→ What you will do
Only lines with the word "title" are needed; collect each of them from the listing below.

================

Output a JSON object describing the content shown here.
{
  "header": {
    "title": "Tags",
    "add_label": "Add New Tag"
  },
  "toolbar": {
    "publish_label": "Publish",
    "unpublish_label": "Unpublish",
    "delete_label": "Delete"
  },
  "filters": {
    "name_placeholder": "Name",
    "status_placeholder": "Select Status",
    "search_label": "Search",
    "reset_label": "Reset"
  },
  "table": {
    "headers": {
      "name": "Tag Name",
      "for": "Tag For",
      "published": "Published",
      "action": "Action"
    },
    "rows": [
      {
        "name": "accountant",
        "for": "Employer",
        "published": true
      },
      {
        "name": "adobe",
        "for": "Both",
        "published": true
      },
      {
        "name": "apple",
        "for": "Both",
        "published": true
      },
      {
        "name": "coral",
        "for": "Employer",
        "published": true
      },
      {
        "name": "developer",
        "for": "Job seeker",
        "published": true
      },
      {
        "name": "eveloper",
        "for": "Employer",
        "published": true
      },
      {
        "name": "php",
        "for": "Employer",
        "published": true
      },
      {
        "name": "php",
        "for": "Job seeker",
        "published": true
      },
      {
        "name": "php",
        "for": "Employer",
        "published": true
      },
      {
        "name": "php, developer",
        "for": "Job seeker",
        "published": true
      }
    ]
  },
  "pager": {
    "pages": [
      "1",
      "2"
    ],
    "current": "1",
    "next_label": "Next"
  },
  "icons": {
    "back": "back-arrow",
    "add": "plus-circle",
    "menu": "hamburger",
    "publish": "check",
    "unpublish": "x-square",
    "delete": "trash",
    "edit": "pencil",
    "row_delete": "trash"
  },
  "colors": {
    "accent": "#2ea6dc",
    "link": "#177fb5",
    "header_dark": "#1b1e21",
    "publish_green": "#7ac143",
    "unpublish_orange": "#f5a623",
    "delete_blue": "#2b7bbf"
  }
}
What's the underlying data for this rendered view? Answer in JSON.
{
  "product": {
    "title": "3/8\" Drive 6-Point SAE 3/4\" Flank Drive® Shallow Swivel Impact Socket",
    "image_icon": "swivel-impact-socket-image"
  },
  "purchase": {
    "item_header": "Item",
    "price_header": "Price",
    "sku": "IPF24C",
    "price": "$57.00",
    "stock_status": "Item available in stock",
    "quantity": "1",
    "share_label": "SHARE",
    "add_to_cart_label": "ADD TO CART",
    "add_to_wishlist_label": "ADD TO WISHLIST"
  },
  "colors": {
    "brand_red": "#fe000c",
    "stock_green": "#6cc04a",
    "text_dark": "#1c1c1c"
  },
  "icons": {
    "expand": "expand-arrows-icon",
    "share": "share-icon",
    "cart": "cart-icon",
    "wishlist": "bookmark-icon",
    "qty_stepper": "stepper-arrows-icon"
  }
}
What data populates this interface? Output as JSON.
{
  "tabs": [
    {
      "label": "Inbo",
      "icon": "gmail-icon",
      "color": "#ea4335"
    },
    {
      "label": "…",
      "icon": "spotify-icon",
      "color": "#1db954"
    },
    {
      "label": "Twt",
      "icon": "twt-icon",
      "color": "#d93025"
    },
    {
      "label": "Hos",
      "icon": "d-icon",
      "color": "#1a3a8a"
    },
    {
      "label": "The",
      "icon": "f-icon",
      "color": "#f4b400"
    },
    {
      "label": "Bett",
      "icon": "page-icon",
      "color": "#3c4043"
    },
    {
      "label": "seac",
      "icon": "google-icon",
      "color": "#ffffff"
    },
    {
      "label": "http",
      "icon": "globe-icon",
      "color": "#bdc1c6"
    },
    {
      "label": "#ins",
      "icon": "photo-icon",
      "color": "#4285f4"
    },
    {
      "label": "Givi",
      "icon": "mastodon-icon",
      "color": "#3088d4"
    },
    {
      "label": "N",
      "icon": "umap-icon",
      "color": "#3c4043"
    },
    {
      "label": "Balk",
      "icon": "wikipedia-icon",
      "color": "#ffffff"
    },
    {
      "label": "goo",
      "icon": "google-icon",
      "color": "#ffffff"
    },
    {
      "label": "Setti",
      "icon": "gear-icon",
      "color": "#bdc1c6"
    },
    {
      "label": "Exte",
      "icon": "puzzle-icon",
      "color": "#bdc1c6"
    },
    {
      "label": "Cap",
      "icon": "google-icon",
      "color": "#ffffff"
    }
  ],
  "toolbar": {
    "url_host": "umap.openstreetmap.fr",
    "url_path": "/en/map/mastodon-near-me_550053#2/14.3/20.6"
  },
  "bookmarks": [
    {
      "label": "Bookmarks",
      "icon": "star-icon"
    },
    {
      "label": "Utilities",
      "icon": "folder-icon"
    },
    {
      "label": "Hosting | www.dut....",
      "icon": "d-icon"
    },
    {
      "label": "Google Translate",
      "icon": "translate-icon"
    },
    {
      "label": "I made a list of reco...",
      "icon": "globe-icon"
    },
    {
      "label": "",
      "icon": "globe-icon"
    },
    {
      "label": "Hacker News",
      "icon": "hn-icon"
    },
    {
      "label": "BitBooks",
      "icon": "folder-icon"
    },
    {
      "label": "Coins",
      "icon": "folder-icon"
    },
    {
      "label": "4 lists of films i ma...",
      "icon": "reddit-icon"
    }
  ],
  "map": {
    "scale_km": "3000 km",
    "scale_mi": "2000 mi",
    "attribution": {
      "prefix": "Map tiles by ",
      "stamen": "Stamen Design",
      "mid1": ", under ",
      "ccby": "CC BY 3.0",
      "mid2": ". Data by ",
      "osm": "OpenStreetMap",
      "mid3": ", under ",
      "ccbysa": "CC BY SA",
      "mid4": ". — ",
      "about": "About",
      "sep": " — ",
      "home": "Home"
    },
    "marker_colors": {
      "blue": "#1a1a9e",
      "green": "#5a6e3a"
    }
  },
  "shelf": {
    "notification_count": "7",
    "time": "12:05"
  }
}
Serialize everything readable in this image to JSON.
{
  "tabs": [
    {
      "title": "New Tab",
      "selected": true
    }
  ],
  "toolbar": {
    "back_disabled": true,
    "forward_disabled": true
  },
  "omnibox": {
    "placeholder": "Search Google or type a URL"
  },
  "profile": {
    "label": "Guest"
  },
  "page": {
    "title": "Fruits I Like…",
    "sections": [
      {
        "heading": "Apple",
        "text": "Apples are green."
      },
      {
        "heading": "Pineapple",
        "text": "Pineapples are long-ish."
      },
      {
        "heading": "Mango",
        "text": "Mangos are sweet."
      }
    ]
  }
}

================

→ Exercise output
    "title": "Tags",
    "title": "3/8\" Drive 6-Point SAE 3/4\" Flank Drive® Shallow Swivel Impact Socket",
      "title": "New Tab",
    "title": "Fruits I Like…",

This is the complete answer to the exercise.